[Requirements]
Make an exact copy of all the records.

------ Working data ------

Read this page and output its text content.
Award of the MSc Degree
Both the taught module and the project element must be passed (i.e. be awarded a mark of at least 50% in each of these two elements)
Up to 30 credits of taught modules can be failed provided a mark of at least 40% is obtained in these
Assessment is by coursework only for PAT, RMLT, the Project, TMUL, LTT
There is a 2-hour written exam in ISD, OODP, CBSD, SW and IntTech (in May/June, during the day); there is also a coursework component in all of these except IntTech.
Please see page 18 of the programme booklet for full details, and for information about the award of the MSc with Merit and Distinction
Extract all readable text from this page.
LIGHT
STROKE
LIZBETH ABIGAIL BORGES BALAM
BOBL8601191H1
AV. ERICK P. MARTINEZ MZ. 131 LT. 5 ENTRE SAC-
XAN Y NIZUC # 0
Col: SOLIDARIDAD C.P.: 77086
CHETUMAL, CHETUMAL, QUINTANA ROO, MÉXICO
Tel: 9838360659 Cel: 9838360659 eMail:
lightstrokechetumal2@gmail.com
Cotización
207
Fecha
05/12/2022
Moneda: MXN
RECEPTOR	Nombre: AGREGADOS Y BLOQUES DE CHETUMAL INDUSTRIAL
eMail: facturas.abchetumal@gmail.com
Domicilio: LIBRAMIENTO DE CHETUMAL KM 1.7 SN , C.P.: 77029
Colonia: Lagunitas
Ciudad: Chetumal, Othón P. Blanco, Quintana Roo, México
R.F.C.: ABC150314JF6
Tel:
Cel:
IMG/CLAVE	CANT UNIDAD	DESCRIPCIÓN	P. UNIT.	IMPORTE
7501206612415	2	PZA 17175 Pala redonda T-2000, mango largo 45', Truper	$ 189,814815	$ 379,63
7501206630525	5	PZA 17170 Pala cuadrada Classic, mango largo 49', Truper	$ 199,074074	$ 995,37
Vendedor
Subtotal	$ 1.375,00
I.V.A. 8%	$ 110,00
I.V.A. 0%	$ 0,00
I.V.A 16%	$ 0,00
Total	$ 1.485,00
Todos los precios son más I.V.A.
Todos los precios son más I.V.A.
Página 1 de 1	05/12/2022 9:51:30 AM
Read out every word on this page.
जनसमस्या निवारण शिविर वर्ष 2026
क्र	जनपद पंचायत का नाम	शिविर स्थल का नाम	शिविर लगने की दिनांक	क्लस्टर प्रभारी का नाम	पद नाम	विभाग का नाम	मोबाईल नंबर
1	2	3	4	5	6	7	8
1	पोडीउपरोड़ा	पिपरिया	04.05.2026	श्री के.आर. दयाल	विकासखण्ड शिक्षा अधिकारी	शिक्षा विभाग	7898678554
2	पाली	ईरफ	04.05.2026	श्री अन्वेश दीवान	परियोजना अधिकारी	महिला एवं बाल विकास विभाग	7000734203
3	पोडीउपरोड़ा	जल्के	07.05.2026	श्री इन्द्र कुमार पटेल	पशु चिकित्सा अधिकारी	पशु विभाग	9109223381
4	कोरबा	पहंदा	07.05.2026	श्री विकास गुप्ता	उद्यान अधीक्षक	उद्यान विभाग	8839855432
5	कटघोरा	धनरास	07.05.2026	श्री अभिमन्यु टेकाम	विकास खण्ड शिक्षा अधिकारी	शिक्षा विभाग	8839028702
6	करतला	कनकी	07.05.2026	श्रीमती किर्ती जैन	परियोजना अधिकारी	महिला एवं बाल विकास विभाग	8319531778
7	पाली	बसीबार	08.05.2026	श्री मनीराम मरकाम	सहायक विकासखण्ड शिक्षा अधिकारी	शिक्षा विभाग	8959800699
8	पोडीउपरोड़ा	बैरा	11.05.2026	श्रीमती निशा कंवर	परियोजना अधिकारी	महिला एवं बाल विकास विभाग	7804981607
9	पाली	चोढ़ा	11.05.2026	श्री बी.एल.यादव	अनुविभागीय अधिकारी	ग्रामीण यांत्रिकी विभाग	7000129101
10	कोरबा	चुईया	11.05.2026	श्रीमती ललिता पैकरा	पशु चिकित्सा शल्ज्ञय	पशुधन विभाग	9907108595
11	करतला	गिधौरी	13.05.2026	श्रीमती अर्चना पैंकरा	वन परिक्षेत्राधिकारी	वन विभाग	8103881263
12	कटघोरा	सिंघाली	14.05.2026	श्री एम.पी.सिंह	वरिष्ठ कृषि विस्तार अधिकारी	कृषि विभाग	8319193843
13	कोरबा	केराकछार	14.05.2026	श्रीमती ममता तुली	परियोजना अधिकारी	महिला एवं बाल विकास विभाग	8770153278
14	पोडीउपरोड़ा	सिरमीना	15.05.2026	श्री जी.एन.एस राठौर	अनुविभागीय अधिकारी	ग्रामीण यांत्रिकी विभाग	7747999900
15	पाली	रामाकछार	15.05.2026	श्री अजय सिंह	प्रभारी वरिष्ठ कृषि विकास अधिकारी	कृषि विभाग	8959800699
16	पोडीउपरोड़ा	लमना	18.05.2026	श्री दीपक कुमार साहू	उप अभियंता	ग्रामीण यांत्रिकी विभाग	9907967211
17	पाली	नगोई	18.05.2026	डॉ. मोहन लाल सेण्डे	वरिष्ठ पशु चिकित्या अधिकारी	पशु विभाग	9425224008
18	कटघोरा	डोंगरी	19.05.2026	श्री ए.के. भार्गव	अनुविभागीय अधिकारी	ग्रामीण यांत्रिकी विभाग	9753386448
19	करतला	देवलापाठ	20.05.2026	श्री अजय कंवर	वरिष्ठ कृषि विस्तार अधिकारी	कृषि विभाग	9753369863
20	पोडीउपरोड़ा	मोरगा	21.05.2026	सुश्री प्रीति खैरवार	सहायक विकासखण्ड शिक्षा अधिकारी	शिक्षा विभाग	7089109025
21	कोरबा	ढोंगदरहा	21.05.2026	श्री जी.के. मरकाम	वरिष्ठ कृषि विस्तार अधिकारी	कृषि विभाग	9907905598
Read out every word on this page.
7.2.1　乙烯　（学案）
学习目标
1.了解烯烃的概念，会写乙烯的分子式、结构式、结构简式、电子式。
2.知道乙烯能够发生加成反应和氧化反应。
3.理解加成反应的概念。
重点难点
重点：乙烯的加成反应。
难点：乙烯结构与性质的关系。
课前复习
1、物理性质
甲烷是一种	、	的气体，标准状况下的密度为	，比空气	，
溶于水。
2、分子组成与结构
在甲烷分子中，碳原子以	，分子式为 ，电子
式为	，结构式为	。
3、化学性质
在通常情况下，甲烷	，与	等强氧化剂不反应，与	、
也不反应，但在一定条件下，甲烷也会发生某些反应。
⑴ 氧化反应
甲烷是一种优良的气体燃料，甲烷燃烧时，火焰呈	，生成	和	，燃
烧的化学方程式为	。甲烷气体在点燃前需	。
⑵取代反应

------

[Exercise answer]
Read this page and output its text content.
Award of the MSc Degree
Both the taught module and the project element must be passed (i.e. be awarded a mark of at least 50% in each of these two elements)
Up to 30 credits of taught modules can be failed provided a mark of at least 40% is obtained in these
Assessment is by coursework only for PAT, RMLT, the Project, TMUL, LTT
There is a 2-hour written exam in ISD, OODP, CBSD, SW and IntTech (in May/June, during the day); there is also a coursework component in all of these except IntTech.
Please see page 18 of the programme booklet for full details, and for information about the award of the MSc with Merit and Distinction
Extract all readable text from this page.
LIGHT
STROKE
LIZBETH ABIGAIL BORGES BALAM
BOBL8601191H1
AV. ERICK P. MARTINEZ MZ. 131 LT. 5 ENTRE SAC-
XAN Y NIZUC # 0
Col: SOLIDARIDAD C.P.: 77086
CHETUMAL, CHETUMAL, QUINTANA ROO, MÉXICO
Tel: 9838360659 Cel: 9838360659 eMail:
lightstrokechetumal2@gmail.com
Cotización
207
Fecha
05/12/2022
Moneda: MXN
RECEPTOR	Nombre: AGREGADOS Y BLOQUES DE CHETUMAL INDUSTRIAL
eMail: facturas.abchetumal@gmail.com
Domicilio: LIBRAMIENTO DE CHETUMAL KM 1.7 SN , C.P.: 77029
Colonia: Lagunitas
Ciudad: Chetumal, Othón P. Blanco, Quintana Roo, México
R.F.C.: ABC150314JF6
Tel:
Cel:
IMG/CLAVE	CANT UNIDAD	DESCRIPCIÓN	P. UNIT.	IMPORTE
7501206612415	2	PZA 17175 Pala redonda T-2000, mango largo 45', Truper	$ 189,814815	$ 379,63
7501206630525	5	PZA 17170 Pala cuadrada Classic, mango largo 49', Truper	$ 199,074074	$ 995,37
Vendedor
Subtotal	$ 1.375,00
I.V.A. 8%	$ 110,00
I.V.A. 0%	$ 0,00
I.V.A 16%	$ 0,00
Total	$ 1.485,00
Todos los precios son más I.V.A.
Todos los precios son más I.V.A.
Página 1 de 1	05/12/2022 9:51:30 AM
Read out every word on this page.
जनसमस्या निवारण शिविर वर्ष 2026
क्र	जनपद पंचायत का नाम	शिविर स्थल का नाम	शिविर लगने की दिनांक	क्लस्टर प्रभारी का नाम	पद नाम	विभाग का नाम	मोबाईल नंबर
1	2	3	4	5	6	7	8
1	पोडीउपरोड़ा	पिपरिया	04.05.2026	श्री के.आर. दयाल	विकासखण्ड शिक्षा अधिकारी	शिक्षा विभाग	7898678554
2	पाली	ईरफ	04.05.2026	श्री अन्वेश दीवान	परियोजना अधिकारी	महिला एवं बाल विकास विभाग	7000734203
3	पोडीउपरोड़ा	जल्के	07.05.2026	श्री इन्द्र कुमार पटेल	पशु चिकित्सा अधिकारी	पशु विभाग	9109223381
4	कोरबा	पहंदा	07.05.2026	श्री विकास गुप्ता	उद्यान अधीक्षक	उद्यान विभाग	8839855432
5	कटघोरा	धनरास	07.05.2026	श्री अभिमन्यु टेकाम	विकास खण्ड शिक्षा अधिकारी	शिक्षा विभाग	8839028702
6	करतला	कनकी	07.05.2026	श्रीमती किर्ती जैन	परियोजना अधिकारी	महिला एवं बाल विकास विभाग	8319531778
7	पाली	बसीबार	08.05.2026	श्री मनीराम मरकाम	सहायक विकासखण्ड शिक्षा अधिकारी	शिक्षा विभाग	8959800699
8	पोडीउपरोड़ा	बैरा	11.05.2026	श्रीमती निशा कंवर	परियोजना अधिकारी	महिला एवं बाल विकास विभाग	7804981607
9	पाली	चोढ़ा	11.05.2026	श्री बी.एल.यादव	अनुविभागीय अधिकारी	ग्रामीण यांत्रिकी विभाग	7000129101
10	कोरबा	चुईया	11.05.2026	श्रीमती ललिता पैकरा	पशु चिकित्सा शल्ज्ञय	पशुधन विभाग	9907108595
11	करतला	गिधौरी	13.05.2026	श्रीमती अर्चना पैंकरा	वन परिक्षेत्राधिकारी	वन विभाग	8103881263
12	कटघोरा	सिंघाली	14.05.2026	श्री एम.पी.सिंह	वरिष्ठ कृषि विस्तार अधिकारी	कृषि विभाग	8319193843
13	कोरबा	केराकछार	14.05.2026	श्रीमती ममता तुली	परियोजना अधिकारी	महिला एवं बाल विकास विभाग	8770153278
14	पोडीउपरोड़ा	सिरमीना	15.05.2026	श्री जी.एन.एस राठौर	अनुविभागीय अधिकारी	ग्रामीण यांत्रिकी विभाग	7747999900
15	पाली	रामाकछार	15.05.2026	श्री अजय सिंह	प्रभारी वरिष्ठ कृषि विकास अधिकारी	कृषि विभाग	8959800699
16	पोडीउपरोड़ा	लमना	18.05.2026	श्री दीपक कुमार साहू	उप अभियंता	ग्रामीण यांत्रिकी विभाग	9907967211
17	पाली	नगोई	18.05.2026	डॉ. मोहन लाल सेण्डे	वरिष्ठ पशु चिकित्या अधिकारी	पशु विभाग	9425224008
18	कटघोरा	डोंगरी	19.05.2026	श्री ए.के. भार्गव	अनुविभागीय अधिकारी	ग्रामीण यांत्रिकी विभाग	9753386448
19	करतला	देवलापाठ	20.05.2026	श्री अजय कंवर	वरिष्ठ कृषि विस्तार अधिकारी	कृषि विभाग	9753369863
20	पोडीउपरोड़ा	मोरगा	21.05.2026	सुश्री प्रीति खैरवार	सहायक विकासखण्ड शिक्षा अधिकारी	शिक्षा विभाग	7089109025
21	कोरबा	ढोंगदरहा	21.05.2026	श्री जी.के. मरकाम	वरिष्ठ कृषि विस्तार अधिकारी	कृषि विभाग	9907905598
Read out every word on this page.
7.2.1　乙烯　（学案）
学习目标
1.了解烯烃的概念，会写乙烯的分子式、结构式、结构简式、电子式。
2.知道乙烯能够发生加成反应和氧化反应。
3.理解加成反应的概念。
重点难点
重点：乙烯的加成反应。
难点：乙烯结构与性质的关系。
课前复习
1、物理性质
甲烷是一种	、	的气体，标准状况下的密度为	，比空气	，
溶于水。
2、分子组成与结构
在甲烷分子中，碳原子以	，分子式为 ，电子
式为	，结构式为	。
3、化学性质
在通常情况下，甲烷	，与	等强氧化剂不反应，与	、
也不反应，但在一定条件下，甲烷也会发生某些反应。
⑴ 氧化反应
甲烷是一种优良的气体燃料，甲烷燃烧时，火焰呈	，生成	和	，燃
烧的化学方程式为	。甲烷气体在点燃前需	。
⑵取代反应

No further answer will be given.